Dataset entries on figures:
◆ ◆ ◆ ◆
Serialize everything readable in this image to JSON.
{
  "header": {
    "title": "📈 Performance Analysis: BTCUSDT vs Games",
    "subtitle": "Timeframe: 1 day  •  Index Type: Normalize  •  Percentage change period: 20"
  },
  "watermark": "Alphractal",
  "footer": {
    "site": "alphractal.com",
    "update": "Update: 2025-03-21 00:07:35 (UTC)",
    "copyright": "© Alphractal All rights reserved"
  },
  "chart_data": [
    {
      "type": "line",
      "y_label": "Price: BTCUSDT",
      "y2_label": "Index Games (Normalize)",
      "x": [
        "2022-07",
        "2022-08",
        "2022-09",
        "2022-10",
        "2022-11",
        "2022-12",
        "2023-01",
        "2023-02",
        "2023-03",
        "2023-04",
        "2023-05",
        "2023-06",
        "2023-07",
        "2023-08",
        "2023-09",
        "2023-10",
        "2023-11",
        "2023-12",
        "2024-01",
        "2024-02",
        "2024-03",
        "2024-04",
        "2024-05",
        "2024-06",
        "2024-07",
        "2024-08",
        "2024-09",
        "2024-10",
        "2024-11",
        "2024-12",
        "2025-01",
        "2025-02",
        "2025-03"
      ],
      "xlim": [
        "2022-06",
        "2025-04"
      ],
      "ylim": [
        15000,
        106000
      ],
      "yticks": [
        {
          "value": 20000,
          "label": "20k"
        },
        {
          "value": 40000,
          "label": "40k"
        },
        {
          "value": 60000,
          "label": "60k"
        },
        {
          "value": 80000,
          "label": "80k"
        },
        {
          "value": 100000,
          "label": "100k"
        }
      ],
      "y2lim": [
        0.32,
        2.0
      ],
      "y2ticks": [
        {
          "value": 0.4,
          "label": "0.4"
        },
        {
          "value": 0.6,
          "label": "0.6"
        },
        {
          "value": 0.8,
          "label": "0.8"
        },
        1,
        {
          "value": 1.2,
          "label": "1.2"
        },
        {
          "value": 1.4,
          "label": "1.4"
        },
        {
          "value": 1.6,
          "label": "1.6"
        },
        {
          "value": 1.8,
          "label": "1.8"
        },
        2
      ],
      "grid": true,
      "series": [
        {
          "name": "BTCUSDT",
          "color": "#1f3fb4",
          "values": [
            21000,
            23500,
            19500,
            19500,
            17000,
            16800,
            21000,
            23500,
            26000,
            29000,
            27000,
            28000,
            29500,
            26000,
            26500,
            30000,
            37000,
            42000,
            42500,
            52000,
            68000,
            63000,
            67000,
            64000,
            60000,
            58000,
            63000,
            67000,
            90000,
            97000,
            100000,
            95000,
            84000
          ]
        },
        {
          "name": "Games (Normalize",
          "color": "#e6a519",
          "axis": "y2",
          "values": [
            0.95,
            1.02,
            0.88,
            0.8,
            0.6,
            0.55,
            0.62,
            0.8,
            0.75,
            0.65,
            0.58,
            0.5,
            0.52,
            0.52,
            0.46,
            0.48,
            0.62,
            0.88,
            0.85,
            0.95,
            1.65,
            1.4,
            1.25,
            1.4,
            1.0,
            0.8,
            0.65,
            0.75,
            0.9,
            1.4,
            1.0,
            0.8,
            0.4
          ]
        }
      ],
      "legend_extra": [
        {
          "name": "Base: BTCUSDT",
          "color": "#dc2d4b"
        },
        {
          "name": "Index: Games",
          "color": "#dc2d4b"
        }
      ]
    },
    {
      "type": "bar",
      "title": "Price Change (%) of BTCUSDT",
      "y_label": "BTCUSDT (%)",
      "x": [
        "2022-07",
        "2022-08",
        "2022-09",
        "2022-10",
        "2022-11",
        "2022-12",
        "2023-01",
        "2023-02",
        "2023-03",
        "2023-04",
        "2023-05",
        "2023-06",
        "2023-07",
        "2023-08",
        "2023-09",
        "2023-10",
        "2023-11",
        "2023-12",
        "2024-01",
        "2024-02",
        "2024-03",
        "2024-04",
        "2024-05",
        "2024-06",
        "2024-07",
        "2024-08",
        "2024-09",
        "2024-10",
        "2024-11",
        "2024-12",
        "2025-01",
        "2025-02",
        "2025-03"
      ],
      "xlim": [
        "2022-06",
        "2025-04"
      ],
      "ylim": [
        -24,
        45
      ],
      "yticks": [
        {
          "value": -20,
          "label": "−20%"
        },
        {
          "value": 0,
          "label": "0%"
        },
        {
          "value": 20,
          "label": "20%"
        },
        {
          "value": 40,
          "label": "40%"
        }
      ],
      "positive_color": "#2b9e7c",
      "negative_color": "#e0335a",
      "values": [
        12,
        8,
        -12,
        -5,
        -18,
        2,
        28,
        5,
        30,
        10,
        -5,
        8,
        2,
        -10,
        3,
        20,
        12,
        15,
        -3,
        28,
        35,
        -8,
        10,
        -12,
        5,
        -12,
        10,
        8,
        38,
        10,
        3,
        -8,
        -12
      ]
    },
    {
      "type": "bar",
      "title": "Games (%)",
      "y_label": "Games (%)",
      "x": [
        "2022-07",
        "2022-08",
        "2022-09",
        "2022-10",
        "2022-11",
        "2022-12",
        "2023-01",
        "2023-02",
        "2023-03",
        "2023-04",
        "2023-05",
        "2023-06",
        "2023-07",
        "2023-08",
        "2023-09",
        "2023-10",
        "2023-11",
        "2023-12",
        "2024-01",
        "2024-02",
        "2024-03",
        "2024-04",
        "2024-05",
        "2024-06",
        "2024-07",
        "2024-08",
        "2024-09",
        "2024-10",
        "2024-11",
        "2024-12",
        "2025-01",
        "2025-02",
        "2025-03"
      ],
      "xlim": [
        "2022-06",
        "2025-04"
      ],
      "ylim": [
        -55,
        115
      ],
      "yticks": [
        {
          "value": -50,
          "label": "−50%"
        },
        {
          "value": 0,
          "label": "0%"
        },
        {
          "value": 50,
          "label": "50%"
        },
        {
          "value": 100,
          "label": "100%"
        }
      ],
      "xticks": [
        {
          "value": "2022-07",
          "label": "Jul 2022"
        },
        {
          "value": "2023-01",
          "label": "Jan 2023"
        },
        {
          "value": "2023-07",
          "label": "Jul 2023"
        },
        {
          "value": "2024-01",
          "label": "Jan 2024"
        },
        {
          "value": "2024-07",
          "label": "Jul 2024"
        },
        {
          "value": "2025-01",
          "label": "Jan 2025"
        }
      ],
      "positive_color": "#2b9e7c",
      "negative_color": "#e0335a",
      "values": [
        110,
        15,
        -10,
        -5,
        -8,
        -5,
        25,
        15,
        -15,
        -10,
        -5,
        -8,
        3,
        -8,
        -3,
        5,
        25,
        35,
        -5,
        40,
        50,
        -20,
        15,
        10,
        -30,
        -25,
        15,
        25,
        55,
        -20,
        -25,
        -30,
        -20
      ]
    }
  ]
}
◆ ◆ ◆ ◆
Return solely the number of lines in the data that include the word "name".

4